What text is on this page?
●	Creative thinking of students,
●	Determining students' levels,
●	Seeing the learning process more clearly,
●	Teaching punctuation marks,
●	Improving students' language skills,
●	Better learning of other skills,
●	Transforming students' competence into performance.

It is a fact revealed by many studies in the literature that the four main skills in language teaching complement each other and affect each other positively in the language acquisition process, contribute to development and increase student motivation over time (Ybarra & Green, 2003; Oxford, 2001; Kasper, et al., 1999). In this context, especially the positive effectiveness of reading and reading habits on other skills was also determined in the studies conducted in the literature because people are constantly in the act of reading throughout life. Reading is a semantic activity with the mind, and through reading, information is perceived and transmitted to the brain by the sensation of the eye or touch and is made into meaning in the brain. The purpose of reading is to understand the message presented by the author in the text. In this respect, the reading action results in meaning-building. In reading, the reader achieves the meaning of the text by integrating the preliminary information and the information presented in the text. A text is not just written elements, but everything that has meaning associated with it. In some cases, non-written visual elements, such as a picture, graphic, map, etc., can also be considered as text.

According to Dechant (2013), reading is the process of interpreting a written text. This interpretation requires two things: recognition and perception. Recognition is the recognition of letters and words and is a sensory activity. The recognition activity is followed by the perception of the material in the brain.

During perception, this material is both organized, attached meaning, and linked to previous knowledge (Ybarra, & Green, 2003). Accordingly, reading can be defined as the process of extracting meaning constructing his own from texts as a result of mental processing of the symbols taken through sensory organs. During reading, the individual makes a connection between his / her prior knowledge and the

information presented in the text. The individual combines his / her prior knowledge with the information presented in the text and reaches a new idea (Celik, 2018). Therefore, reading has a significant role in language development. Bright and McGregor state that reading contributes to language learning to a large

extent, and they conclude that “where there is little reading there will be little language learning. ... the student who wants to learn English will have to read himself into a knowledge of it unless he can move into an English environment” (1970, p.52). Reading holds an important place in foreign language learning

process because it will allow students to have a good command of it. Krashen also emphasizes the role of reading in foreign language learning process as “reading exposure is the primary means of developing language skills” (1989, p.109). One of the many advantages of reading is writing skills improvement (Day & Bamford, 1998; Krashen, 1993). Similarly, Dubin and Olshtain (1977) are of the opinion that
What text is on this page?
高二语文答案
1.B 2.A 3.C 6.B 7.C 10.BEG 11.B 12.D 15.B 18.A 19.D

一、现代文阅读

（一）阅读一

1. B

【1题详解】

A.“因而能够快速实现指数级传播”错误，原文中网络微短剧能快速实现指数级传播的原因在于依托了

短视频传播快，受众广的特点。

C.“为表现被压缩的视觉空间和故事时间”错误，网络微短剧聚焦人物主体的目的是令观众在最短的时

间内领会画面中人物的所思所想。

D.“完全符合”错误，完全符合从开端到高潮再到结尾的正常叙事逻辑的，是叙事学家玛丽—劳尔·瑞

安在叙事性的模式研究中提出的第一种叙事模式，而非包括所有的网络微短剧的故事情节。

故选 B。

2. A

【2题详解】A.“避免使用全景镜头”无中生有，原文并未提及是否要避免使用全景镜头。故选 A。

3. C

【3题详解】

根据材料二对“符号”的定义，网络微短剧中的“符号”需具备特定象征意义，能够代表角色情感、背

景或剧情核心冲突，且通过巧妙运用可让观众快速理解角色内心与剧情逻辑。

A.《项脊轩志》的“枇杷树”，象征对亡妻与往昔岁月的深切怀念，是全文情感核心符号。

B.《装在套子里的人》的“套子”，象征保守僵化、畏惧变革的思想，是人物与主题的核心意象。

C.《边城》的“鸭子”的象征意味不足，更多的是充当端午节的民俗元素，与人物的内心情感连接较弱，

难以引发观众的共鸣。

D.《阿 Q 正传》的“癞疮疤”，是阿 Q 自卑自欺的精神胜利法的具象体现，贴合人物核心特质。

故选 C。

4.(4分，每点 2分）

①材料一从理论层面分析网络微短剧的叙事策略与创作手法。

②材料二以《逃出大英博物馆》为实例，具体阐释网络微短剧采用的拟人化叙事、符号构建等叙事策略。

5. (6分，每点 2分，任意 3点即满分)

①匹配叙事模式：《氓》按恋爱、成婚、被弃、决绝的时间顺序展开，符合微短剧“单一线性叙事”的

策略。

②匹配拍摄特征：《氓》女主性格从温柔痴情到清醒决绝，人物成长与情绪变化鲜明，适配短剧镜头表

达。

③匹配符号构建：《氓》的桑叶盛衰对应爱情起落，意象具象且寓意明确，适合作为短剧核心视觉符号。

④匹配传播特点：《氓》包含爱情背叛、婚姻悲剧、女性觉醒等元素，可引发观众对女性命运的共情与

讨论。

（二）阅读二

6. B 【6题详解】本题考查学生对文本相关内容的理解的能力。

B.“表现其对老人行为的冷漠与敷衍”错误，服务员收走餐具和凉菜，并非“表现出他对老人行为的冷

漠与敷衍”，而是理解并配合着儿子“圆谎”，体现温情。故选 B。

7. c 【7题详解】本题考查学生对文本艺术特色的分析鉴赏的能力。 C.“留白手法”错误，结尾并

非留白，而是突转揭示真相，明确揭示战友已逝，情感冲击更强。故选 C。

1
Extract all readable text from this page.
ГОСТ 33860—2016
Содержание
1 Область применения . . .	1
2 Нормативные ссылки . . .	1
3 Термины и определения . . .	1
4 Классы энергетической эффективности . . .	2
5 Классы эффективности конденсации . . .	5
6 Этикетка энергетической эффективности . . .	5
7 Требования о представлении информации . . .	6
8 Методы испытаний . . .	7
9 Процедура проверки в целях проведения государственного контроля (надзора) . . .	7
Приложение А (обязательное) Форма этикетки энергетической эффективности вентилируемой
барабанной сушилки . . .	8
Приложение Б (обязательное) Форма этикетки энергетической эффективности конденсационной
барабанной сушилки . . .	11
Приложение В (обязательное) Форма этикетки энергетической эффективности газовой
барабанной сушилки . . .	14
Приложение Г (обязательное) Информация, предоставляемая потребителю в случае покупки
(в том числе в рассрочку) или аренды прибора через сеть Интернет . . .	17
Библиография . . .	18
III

#####

» Task to carry out: Retype all of the material above with every character intact.

» Response below:
What text is on this page?
●	Creative thinking of students,
●	Determining students' levels,
●	Seeing the learning process more clearly,
●	Teaching punctuation marks,
●	Improving students' language skills,
●	Better learning of other skills,
●	Transforming students' competence into performance.

It is a fact revealed by many studies in the literature that the four main skills in language teaching complement each other and affect each other positively in the language acquisition process, contribute to development and increase student motivation over time (Ybarra & Green, 2003; Oxford, 2001; Kasper, et al., 1999). In this context, especially the positive effectiveness of reading and reading habits on other skills was also determined in the studies conducted in the literature because people are constantly in the act of reading throughout life. Reading is a semantic activity with the mind, and through reading, information is perceived and transmitted to the brain by the sensation of the eye or touch and is made into meaning in the brain. The purpose of reading is to understand the message presented by the author in the text. In this respect, the reading action results in meaning-building. In reading, the reader achieves the meaning of the text by integrating the preliminary information and the information presented in the text. A text is not just written elements, but everything that has meaning associated with it. In some cases, non-written visual elements, such as a picture, graphic, map, etc., can also be considered as text.

According to Dechant (2013), reading is the process of interpreting a written text. This interpretation requires two things: recognition and perception. Recognition is the recognition of letters and words and is a sensory activity. The recognition activity is followed by the perception of the material in the brain.

During perception, this material is both organized, attached meaning, and linked to previous knowledge (Ybarra, & Green, 2003). Accordingly, reading can be defined as the process of extracting meaning constructing his own from texts as a result of mental processing of the symbols taken through sensory organs. During reading, the individual makes a connection between his / her prior knowledge and the

information presented in the text. The individual combines his / her prior knowledge with the information presented in the text and reaches a new idea (Celik, 2018). Therefore, reading has a significant role in language development. Bright and McGregor state that reading contributes to language learning to a large

extent, and they conclude that “where there is little reading there will be little language learning. ... the student who wants to learn English will have to read himself into a knowledge of it unless he can move into an English environment” (1970, p.52). Reading holds an important place in foreign language learning

process because it will allow students to have a good command of it. Krashen also emphasizes the role of reading in foreign language learning process as “reading exposure is the primary means of developing language skills” (1989, p.109). One of the many advantages of reading is writing skills improvement (Day & Bamford, 1998; Krashen, 1993). Similarly, Dubin and Olshtain (1977) are of the opinion that
What text is on this page?
高二语文答案
1.B 2.A 3.C 6.B 7.C 10.BEG 11.B 12.D 15.B 18.A 19.D

一、现代文阅读

（一）阅读一

1. B

【1题详解】

A.“因而能够快速实现指数级传播”错误，原文中网络微短剧能快速实现指数级传播的原因在于依托了

短视频传播快，受众广的特点。

C.“为表现被压缩的视觉空间和故事时间”错误，网络微短剧聚焦人物主体的目的是令观众在最短的时

间内领会画面中人物的所思所想。

D.“完全符合”错误，完全符合从开端到高潮再到结尾的正常叙事逻辑的，是叙事学家玛丽—劳尔·瑞

安在叙事性的模式研究中提出的第一种叙事模式，而非包括所有的网络微短剧的故事情节。

故选 B。

2. A

【2题详解】A.“避免使用全景镜头”无中生有，原文并未提及是否要避免使用全景镜头。故选 A。

3. C

【3题详解】

根据材料二对“符号”的定义，网络微短剧中的“符号”需具备特定象征意义，能够代表角色情感、背

景或剧情核心冲突，且通过巧妙运用可让观众快速理解角色内心与剧情逻辑。

A.《项脊轩志》的“枇杷树”，象征对亡妻与往昔岁月的深切怀念，是全文情感核心符号。

B.《装在套子里的人》的“套子”，象征保守僵化、畏惧变革的思想，是人物与主题的核心意象。

C.《边城》的“鸭子”的象征意味不足，更多的是充当端午节的民俗元素，与人物的内心情感连接较弱，

难以引发观众的共鸣。

D.《阿 Q 正传》的“癞疮疤”，是阿 Q 自卑自欺的精神胜利法的具象体现，贴合人物核心特质。

故选 C。

4.(4分，每点 2分）

①材料一从理论层面分析网络微短剧的叙事策略与创作手法。

②材料二以《逃出大英博物馆》为实例，具体阐释网络微短剧采用的拟人化叙事、符号构建等叙事策略。

5. (6分，每点 2分，任意 3点即满分)

①匹配叙事模式：《氓》按恋爱、成婚、被弃、决绝的时间顺序展开，符合微短剧“单一线性叙事”的

策略。

②匹配拍摄特征：《氓》女主性格从温柔痴情到清醒决绝，人物成长与情绪变化鲜明，适配短剧镜头表

达。

③匹配符号构建：《氓》的桑叶盛衰对应爱情起落，意象具象且寓意明确，适合作为短剧核心视觉符号。

④匹配传播特点：《氓》包含爱情背叛、婚姻悲剧、女性觉醒等元素，可引发观众对女性命运的共情与

讨论。

（二）阅读二

6. B 【6题详解】本题考查学生对文本相关内容的理解的能力。

B.“表现其对老人行为的冷漠与敷衍”错误，服务员收走餐具和凉菜，并非“表现出他对老人行为的冷

漠与敷衍”，而是理解并配合着儿子“圆谎”，体现温情。故选 B。

7. c 【7题详解】本题考查学生对文本艺术特色的分析鉴赏的能力。 C.“留白手法”错误，结尾并

非留白，而是突转揭示真相，明确揭示战友已逝，情感冲击更强。故选 C。

1
Extract all readable text from this page.
ГОСТ 33860—2016
Содержание
1 Область применения . . .	1
2 Нормативные ссылки . . .	1
3 Термины и определения . . .	1
4 Классы энергетической эффективности . . .	2
5 Классы эффективности конденсации . . .	5
6 Этикетка энергетической эффективности . . .	5
7 Требования о представлении информации . . .	6
8 Методы испытаний . . .	7
9 Процедура проверки в целях проведения государственного контроля (надзора) . . .	7
Приложение А (обязательное) Форма этикетки энергетической эффективности вентилируемой
барабанной сушилки . . .	8
Приложение Б (обязательное) Форма этикетки энергетической эффективности конденсационной
барабанной сушилки . . .	11
Приложение В (обязательное) Форма этикетки энергетической эффективности газовой
барабанной сушилки . . .	14
Приложение Г (обязательное) Информация, предоставляемая потребителю в случае покупки
(в том числе в рассрочку) или аренды прибора через сеть Интернет . . .	17
Библиография . . .	18
III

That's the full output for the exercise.